_PROBLEM STATEMENT_
Please rewrite the part that opens with the line containing "sidebar-divider: [312, 73, 319, 628]" and closes with the line containing "chevron-right-icon: [10, 241, 15, 247]" as a JSON list of strings, one string per line, with both end lines included and blank lines left out.

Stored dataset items
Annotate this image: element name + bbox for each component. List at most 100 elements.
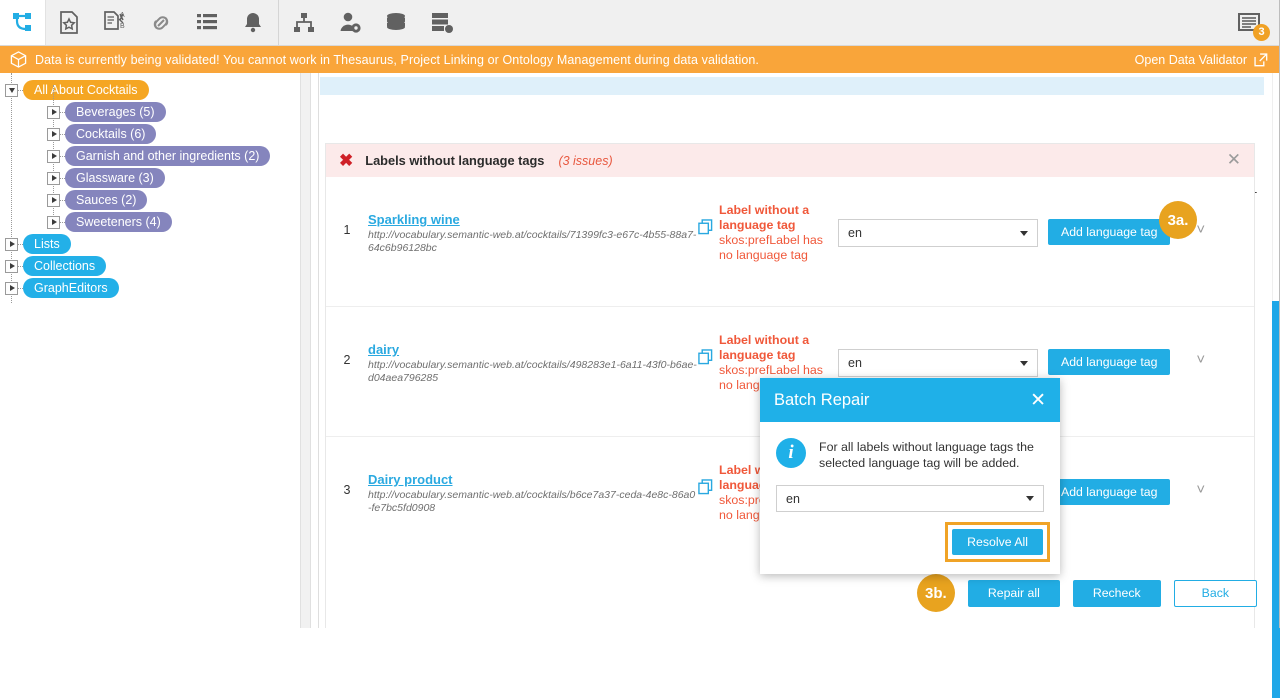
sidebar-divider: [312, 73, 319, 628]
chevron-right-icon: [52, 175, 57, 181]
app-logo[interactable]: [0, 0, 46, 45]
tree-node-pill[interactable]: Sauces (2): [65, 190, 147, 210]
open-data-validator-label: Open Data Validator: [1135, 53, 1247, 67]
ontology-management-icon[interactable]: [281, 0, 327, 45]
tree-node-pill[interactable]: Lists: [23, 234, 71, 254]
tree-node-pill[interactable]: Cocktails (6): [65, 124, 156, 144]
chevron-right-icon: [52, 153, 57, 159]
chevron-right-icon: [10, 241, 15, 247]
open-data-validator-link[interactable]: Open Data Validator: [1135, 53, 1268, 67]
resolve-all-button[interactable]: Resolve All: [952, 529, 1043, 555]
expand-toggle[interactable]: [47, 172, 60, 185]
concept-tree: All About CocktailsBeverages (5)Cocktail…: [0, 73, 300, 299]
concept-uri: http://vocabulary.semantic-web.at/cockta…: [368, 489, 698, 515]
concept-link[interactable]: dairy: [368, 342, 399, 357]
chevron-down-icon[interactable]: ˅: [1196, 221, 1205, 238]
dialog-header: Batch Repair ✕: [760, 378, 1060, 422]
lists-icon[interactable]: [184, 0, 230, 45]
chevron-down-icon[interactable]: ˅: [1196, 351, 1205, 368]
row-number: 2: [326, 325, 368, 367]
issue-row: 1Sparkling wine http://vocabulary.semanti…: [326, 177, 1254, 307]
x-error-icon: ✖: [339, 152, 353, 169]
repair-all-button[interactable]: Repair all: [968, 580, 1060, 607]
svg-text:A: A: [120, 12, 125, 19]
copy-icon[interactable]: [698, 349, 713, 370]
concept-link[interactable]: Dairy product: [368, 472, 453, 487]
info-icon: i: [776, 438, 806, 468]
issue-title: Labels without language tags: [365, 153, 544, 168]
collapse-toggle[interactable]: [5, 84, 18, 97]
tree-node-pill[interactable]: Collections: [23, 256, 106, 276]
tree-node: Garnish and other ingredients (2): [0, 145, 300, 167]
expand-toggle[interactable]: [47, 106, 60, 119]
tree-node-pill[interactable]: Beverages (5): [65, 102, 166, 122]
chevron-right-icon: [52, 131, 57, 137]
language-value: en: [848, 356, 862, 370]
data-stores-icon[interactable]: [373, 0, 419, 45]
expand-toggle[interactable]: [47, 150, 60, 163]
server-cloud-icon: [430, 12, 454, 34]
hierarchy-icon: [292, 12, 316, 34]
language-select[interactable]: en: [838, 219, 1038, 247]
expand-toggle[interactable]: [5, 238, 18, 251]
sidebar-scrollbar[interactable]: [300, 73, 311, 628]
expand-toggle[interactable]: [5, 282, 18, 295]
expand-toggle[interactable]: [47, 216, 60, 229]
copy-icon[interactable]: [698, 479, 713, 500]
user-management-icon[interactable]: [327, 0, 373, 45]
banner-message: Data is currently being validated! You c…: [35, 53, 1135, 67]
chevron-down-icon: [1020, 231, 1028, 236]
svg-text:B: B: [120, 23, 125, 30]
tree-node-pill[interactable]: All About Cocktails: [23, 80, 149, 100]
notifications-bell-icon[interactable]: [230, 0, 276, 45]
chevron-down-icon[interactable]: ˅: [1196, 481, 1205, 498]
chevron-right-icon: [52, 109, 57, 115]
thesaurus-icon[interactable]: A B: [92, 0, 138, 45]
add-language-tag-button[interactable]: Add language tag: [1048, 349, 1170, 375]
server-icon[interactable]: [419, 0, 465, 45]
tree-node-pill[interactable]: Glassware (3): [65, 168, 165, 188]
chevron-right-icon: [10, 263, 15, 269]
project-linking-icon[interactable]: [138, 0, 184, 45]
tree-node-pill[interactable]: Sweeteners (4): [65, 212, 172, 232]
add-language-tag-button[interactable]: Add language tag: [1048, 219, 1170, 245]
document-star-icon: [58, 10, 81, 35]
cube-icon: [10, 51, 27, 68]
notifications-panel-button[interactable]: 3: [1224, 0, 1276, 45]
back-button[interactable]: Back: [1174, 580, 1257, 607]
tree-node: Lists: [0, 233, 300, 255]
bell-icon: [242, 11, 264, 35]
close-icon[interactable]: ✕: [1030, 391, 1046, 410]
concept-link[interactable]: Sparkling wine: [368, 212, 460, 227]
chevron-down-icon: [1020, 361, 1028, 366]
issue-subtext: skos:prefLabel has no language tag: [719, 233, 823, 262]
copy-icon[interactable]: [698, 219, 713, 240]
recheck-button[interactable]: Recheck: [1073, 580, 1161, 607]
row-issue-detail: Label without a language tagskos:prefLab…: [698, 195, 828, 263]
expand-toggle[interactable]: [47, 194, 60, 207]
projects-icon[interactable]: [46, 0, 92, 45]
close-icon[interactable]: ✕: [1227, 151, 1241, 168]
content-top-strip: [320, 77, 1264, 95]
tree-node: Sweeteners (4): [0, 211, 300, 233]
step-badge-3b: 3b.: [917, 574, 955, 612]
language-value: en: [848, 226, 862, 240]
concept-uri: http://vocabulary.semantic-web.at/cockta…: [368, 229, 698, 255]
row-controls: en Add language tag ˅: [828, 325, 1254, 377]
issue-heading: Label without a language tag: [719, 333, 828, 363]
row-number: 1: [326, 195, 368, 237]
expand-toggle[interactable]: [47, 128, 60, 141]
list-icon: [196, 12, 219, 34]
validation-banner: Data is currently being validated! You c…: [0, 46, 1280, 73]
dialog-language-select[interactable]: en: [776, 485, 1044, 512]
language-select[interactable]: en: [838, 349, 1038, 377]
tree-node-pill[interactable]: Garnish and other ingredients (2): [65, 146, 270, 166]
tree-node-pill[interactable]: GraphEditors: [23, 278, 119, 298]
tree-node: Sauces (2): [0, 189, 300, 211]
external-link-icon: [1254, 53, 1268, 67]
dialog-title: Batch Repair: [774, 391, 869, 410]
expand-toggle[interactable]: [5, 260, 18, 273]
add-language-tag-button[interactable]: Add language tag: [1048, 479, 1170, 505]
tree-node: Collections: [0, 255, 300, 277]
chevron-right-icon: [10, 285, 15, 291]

_EXERCISE ANSWER_
[
  "sidebar-divider: [312, 73, 319, 628]",
  "chevron-right-icon: [52, 175, 57, 181]",
  "app-logo[interactable]: [0, 0, 46, 45]",
  "tree-node-pill[interactable]: Sauces (2): [65, 190, 147, 210]",
  "open-data-validator-label: Open Data Validator: [1135, 53, 1247, 67]",
  "ontology-management-icon[interactable]: [281, 0, 327, 45]",
  "tree-node-pill[interactable]: Lists: [23, 234, 71, 254]",
  "tree-node-pill[interactable]: Cocktails (6): [65, 124, 156, 144]",
  "chevron-right-icon: [52, 153, 57, 159]",
  "chevron-right-icon: [10, 241, 15, 247]"
]